Task 1 |
Answer these questions from the text on the Company's notes and share issuances.
(a) At what price per share may holders convert the principal of the 10% short term promissory notes?
(b) How many shares of restricted common stock did the Company issue on December 14?
(c) What net proceeds did the Company receive from the warrant exercise on December 18?

Text |
- - - - - - -
In November 7 the Company began a private placement to accredited investors of 10% short term promissory notes. These notes are payable the earlier of August 15 or when the Company raises $1,000, 000 in its next qualified financing as defined. The notes bear interest at a rate of 10% per annum, payable at the end of the term. The principal amounts of the notes are convertible into the Company’s common stock by the holder, at any time prior to the repayment of the principal, at the rate of $0.15 per share. As of December 31, the Company has raised a total gross amount of $300,000, from these notes.

On November 8, the Company issued 66,667 shares of the Company’s restricted common stock upon the conversion of $10,000 of the Company’s 10% convertible notes.

On December 5, the Company issued 102,978 shares of the Company’s restricted common stock as payment in kind for interest due for the month of October on the Company’s 10% convertible notes.

On December 10, the Company issued 140,000 shares of the Company’s restricted common stock upon the exercise of warrants issued with the Company’s 10% convertible notes and received net proceeds of $17,800.

On December 12, the Company issued 2,397, 563 shares of the Company’s restricted common stock upon the conversion of $330,000 of the Company’s 10% convertible notes.

On December 14, the Company issued 812,500 shares of the Company’s restricted common stock upon the conversion of $130,000 of the Company’s 10% convertible notes.

On December 18, the Company issued 357,143 shares of the Company’s restricted common stock upon the conversion of $50,000 of the Company’s 10% convertible notes.

On December 18, the Company issued 50,000 shares of the Company’s restricted common stock upon the exercise of warrants issued with the Company’s 10% convertible notes and received net proceeds of $7,000.

On December 27, the Company issued 187,500 shares of the Company’s restricted common stock upon the conversion of $30,000 of the Company’s 10% convertible notes.
- - - - - - -
Record extracts |
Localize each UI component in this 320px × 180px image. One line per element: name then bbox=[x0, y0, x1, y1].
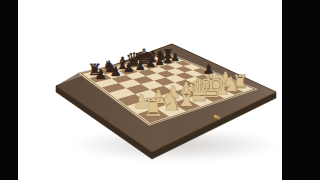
piece-black-p-b7: ♟ bbox=[110, 64, 122, 79]
piece-black-p-d7: ♟ bbox=[135, 59, 146, 73]
chess-board-scene: ♜♞♟♝♟♚♟♛♟♝♟♞♟♟♜♟♟♟♟♟♜♟♞♝♟♚♟♛♟♝♟♞♜ bbox=[0, 0, 320, 180]
piece-black-p-c7: ♟ bbox=[123, 60, 134, 75]
piece-black-p-a7: ♟ bbox=[94, 66, 106, 82]
piece-white-r-a1: ♜ bbox=[142, 94, 164, 122]
piece-black-p-f7: ♟ bbox=[155, 55, 165, 68]
letterbox-right bbox=[282, 0, 320, 180]
video-thumbnail: ♜♞♟♝♟♚♟♛♟♝♟♞♟♟♜♟♟♟♟♟♜♟♞♝♟♚♟♛♟♝♟♞♜ bbox=[0, 0, 320, 180]
piece-black-p-e7: ♟ bbox=[145, 56, 155, 70]
letterbox-left bbox=[0, 0, 18, 180]
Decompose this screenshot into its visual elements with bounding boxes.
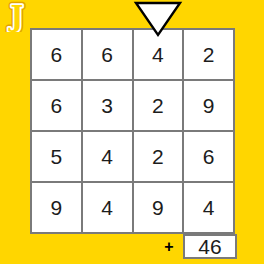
- - - - - - -
Task 2 |
Turn every line of the records above into a numbered list, dropping the blank lines. Leave the pictures out of your answer.

Full output 1 |
(a) $0.15 per share
(b) 812,500 shares
(c) $7,000

Full output 2 |
1. Localize each UI component in this 320px × 180px image. One line per element: name then bbox=[x0, y0, x1, y1].
2. piece-black-p-b7: ♟ bbox=[110, 64, 122, 79]
3. piece-black-p-d7: ♟ bbox=[135, 59, 146, 73]
4. chess-board-scene: ♜♞♟♝♟♚♟♛♟♝♟♞♟♟♜♟♟♟♟♟♜♟♞♝♟♚♟♛♟♝♟♞♜ bbox=[0, 0, 320, 180]
5. piece-black-p-c7: ♟ bbox=[123, 60, 134, 75]
6. piece-black-p-a7: ♟ bbox=[94, 66, 106, 82]
7. piece-white-r-a1: ♜ bbox=[142, 94, 164, 122]
8. piece-black-p-f7: ♟ bbox=[155, 55, 165, 68]
9. letterbox-right bbox=[282, 0, 320, 180]
10. video-thumbnail: ♜♞♟♝♟♚♟♛♟♝♟♞♟♟♜♟♟♟♟♟♜♟♞♝♟♚♟♛♟♝♟♞♜ bbox=[0, 0, 320, 180]
11. piece-black-p-e7: ♟ bbox=[145, 56, 155, 70]
12. letterbox-left bbox=[0, 0, 18, 180]
13. Decompose this screenshot into its visual elements with bounding boxes.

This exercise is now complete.